▸ What you should do: Copy out all lines carrying the word "questions".

▼

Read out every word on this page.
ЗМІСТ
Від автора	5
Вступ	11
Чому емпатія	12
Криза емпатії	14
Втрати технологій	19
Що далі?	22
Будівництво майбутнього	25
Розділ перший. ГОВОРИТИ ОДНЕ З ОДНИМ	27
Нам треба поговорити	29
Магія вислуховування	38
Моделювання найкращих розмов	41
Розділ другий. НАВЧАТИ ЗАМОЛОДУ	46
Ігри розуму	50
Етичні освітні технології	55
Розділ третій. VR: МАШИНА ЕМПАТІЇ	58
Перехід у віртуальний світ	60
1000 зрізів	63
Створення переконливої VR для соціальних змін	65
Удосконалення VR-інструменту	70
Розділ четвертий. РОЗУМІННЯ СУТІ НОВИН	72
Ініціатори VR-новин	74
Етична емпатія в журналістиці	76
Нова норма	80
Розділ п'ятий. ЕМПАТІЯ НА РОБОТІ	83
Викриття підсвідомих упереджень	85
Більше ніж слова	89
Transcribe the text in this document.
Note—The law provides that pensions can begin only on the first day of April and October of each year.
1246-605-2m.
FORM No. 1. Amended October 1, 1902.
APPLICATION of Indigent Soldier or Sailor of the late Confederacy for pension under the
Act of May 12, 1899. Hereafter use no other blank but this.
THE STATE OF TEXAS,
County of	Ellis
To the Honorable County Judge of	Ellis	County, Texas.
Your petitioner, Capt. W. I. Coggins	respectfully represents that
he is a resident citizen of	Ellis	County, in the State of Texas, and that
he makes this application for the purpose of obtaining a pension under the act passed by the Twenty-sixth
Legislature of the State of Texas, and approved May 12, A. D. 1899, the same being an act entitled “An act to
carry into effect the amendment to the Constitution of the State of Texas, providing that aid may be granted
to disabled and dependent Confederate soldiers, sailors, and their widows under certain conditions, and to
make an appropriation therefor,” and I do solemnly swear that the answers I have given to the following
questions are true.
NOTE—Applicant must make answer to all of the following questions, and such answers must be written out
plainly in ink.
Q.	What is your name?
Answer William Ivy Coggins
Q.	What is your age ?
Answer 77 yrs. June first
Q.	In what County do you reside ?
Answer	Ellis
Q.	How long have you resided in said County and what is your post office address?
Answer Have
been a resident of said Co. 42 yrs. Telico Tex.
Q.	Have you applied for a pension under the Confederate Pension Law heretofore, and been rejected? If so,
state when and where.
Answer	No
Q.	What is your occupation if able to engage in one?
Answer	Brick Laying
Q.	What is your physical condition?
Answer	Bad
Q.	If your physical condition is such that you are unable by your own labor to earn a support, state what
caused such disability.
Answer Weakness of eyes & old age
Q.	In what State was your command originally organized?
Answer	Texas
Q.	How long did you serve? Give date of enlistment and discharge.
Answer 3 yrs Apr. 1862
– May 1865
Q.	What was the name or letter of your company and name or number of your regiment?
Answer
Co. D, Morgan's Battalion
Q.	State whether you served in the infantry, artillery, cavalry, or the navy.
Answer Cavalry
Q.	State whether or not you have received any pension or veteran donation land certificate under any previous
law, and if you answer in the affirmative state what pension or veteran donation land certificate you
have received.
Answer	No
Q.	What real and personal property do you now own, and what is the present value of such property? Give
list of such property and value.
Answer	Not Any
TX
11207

▲

▸ Complete answer:
questions are true.
NOTE—Applicant must make answer to all of the following questions, and such answers must be written out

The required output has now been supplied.